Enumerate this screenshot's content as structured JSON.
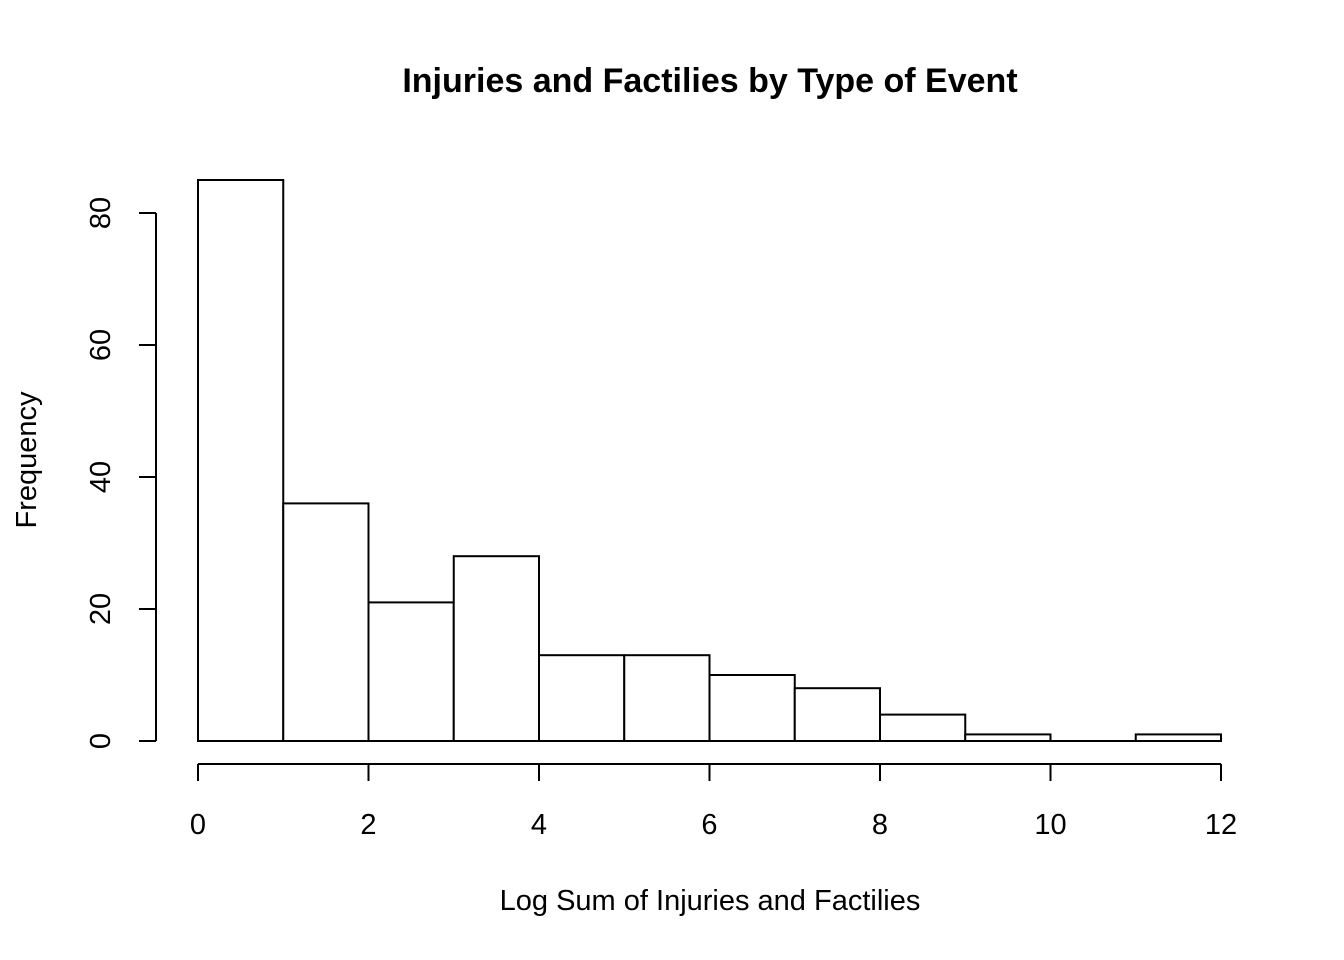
{
  "chart_data": {
    "type": "bar",
    "title": "Injuries and Factilies by Type of Event",
    "xlabel": "Log Sum of Injuries and Factilies",
    "ylabel": "Frequency",
    "bins": [
      {
        "x0": 0,
        "x1": 1,
        "count": 85
      },
      {
        "x0": 1,
        "x1": 2,
        "count": 36
      },
      {
        "x0": 2,
        "x1": 3,
        "count": 21
      },
      {
        "x0": 3,
        "x1": 4,
        "count": 28
      },
      {
        "x0": 4,
        "x1": 5,
        "count": 13
      },
      {
        "x0": 5,
        "x1": 6,
        "count": 13
      },
      {
        "x0": 6,
        "x1": 7,
        "count": 10
      },
      {
        "x0": 7,
        "x1": 8,
        "count": 8
      },
      {
        "x0": 8,
        "x1": 9,
        "count": 4
      },
      {
        "x0": 9,
        "x1": 10,
        "count": 1
      },
      {
        "x0": 10,
        "x1": 11,
        "count": 0
      },
      {
        "x0": 11,
        "x1": 12,
        "count": 1
      }
    ],
    "xlim": [
      0,
      12
    ],
    "ylim": [
      0,
      85
    ],
    "x_ticks": [
      "0",
      "2",
      "4",
      "6",
      "8",
      "10",
      "12"
    ],
    "y_ticks": [
      "0",
      "20",
      "40",
      "60",
      "80"
    ],
    "grid": false,
    "legend": "none"
  }
}
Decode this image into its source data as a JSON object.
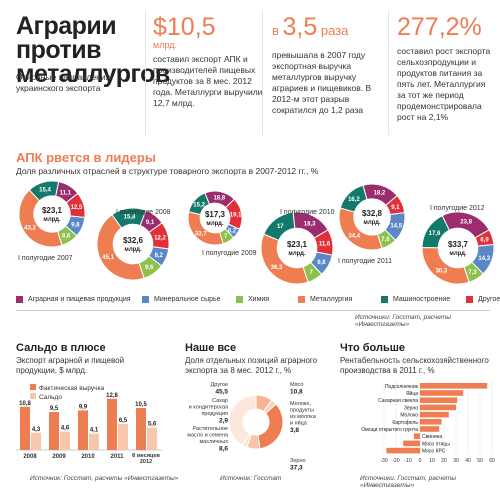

━━━━━━━━

_EXERCISE BRIEF_:
Excluding the pictures, restate the records above word for word.

_THE REPLY_:
Enumerate this screenshot's content as structured JSON.
{
  "chart_data": {
    "type": "bar",
    "title": "Injuries and Factilies by Type of Event",
    "xlabel": "Log Sum of Injuries and Factilies",
    "ylabel": "Frequency",
    "bins": [
      {
        "x0": 0,
        "x1": 1,
        "count": 85
      },
      {
        "x0": 1,
        "x1": 2,
        "count": 36
      },
      {
        "x0": 2,
        "x1": 3,
        "count": 21
      },
      {
        "x0": 3,
        "x1": 4,
        "count": 28
      },
      {
        "x0": 4,
        "x1": 5,
        "count": 13
      },
      {
        "x0": 5,
        "x1": 6,
        "count": 13
      },
      {
        "x0": 6,
        "x1": 7,
        "count": 10
      },
      {
        "x0": 7,
        "x1": 8,
        "count": 8
      },
      {
        "x0": 8,
        "x1": 9,
        "count": 4
      },
      {
        "x0": 9,
        "x1": 10,
        "count": 1
      },
      {
        "x0": 10,
        "x1": 11,
        "count": 0
      },
      {
        "x0": 11,
        "x1": 12,
        "count": 1
      }
    ],
    "xlim": [
      0,
      12
    ],
    "ylim": [
      0,
      85
    ],
    "x_ticks": [
      "0",
      "2",
      "4",
      "6",
      "8",
      "10",
      "12"
    ],
    "y_ticks": [
      "0",
      "20",
      "40",
      "60",
      "80"
    ],
    "grid": false,
    "legend": "none"
  }
}
Decode this image into its source data as a JSON object.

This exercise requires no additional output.